= What the task asks =
Write out every record below exactly as it appears.

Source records
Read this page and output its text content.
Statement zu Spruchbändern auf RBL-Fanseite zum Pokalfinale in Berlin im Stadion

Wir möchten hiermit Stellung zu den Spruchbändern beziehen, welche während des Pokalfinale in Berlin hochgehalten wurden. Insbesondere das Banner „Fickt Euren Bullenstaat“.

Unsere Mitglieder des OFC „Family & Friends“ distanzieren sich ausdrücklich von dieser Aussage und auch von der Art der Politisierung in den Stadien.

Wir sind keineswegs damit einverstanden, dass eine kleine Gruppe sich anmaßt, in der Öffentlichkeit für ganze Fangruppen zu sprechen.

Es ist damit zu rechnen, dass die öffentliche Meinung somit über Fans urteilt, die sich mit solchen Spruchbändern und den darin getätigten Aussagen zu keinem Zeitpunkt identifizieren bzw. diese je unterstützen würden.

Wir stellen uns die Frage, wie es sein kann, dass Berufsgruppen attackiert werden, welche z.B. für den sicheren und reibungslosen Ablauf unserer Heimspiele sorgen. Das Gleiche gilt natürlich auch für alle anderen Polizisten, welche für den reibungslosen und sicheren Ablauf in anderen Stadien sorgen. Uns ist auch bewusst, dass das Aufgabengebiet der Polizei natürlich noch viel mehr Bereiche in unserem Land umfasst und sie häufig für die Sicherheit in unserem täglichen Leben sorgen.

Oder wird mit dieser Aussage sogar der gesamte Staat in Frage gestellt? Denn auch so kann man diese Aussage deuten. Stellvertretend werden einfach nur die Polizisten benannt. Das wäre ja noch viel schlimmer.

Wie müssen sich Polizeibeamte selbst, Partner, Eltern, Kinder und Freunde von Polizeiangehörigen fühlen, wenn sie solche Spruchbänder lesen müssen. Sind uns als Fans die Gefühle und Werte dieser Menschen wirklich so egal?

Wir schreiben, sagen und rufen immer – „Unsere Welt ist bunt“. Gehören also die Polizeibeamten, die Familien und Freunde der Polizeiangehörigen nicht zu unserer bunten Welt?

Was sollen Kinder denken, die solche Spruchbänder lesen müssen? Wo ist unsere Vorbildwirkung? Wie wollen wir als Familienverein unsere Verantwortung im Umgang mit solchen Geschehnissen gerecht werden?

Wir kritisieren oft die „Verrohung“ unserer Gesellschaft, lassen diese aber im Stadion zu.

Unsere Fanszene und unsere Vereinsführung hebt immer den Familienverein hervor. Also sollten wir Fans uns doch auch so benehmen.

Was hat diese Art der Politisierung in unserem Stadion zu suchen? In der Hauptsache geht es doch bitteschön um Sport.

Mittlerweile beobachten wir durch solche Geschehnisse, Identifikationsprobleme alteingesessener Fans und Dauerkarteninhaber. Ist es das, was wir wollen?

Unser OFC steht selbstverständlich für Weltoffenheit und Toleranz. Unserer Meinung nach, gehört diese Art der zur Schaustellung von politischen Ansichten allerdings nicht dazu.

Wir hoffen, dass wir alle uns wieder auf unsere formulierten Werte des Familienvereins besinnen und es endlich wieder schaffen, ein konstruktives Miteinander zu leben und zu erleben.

= Response to the task =
Read this page and output its text content.
Statement zu Spruchbändern auf RBL-Fanseite zum Pokalfinale in Berlin im Stadion

Wir möchten hiermit Stellung zu den Spruchbändern beziehen, welche während des Pokalfinale in Berlin hochgehalten wurden. Insbesondere das Banner „Fickt Euren Bullenstaat“.

Unsere Mitglieder des OFC „Family & Friends“ distanzieren sich ausdrücklich von dieser Aussage und auch von der Art der Politisierung in den Stadien.

Wir sind keineswegs damit einverstanden, dass eine kleine Gruppe sich anmaßt, in der Öffentlichkeit für ganze Fangruppen zu sprechen.

Es ist damit zu rechnen, dass die öffentliche Meinung somit über Fans urteilt, die sich mit solchen Spruchbändern und den darin getätigten Aussagen zu keinem Zeitpunkt identifizieren bzw. diese je unterstützen würden.

Wir stellen uns die Frage, wie es sein kann, dass Berufsgruppen attackiert werden, welche z.B. für den sicheren und reibungslosen Ablauf unserer Heimspiele sorgen. Das Gleiche gilt natürlich auch für alle anderen Polizisten, welche für den reibungslosen und sicheren Ablauf in anderen Stadien sorgen. Uns ist auch bewusst, dass das Aufgabengebiet der Polizei natürlich noch viel mehr Bereiche in unserem Land umfasst und sie häufig für die Sicherheit in unserem täglichen Leben sorgen.

Oder wird mit dieser Aussage sogar der gesamte Staat in Frage gestellt? Denn auch so kann man diese Aussage deuten. Stellvertretend werden einfach nur die Polizisten benannt. Das wäre ja noch viel schlimmer.

Wie müssen sich Polizeibeamte selbst, Partner, Eltern, Kinder und Freunde von Polizeiangehörigen fühlen, wenn sie solche Spruchbänder lesen müssen. Sind uns als Fans die Gefühle und Werte dieser Menschen wirklich so egal?

Wir schreiben, sagen und rufen immer – „Unsere Welt ist bunt“. Gehören also die Polizeibeamten, die Familien und Freunde der Polizeiangehörigen nicht zu unserer bunten Welt?

Was sollen Kinder denken, die solche Spruchbänder lesen müssen? Wo ist unsere Vorbildwirkung? Wie wollen wir als Familienverein unsere Verantwortung im Umgang mit solchen Geschehnissen gerecht werden?

Wir kritisieren oft die „Verrohung“ unserer Gesellschaft, lassen diese aber im Stadion zu.

Unsere Fanszene und unsere Vereinsführung hebt immer den Familienverein hervor. Also sollten wir Fans uns doch auch so benehmen.

Was hat diese Art der Politisierung in unserem Stadion zu suchen? In der Hauptsache geht es doch bitteschön um Sport.

Mittlerweile beobachten wir durch solche Geschehnisse, Identifikationsprobleme alteingesessener Fans und Dauerkarteninhaber. Ist es das, was wir wollen?

Unser OFC steht selbstverständlich für Weltoffenheit und Toleranz. Unserer Meinung nach, gehört diese Art der zur Schaustellung von politischen Ansichten allerdings nicht dazu.

Wir hoffen, dass wir alle uns wieder auf unsere formulierten Werte des Familienvereins besinnen und es endlich wieder schaffen, ein konstruktives Miteinander zu leben und zu erleben.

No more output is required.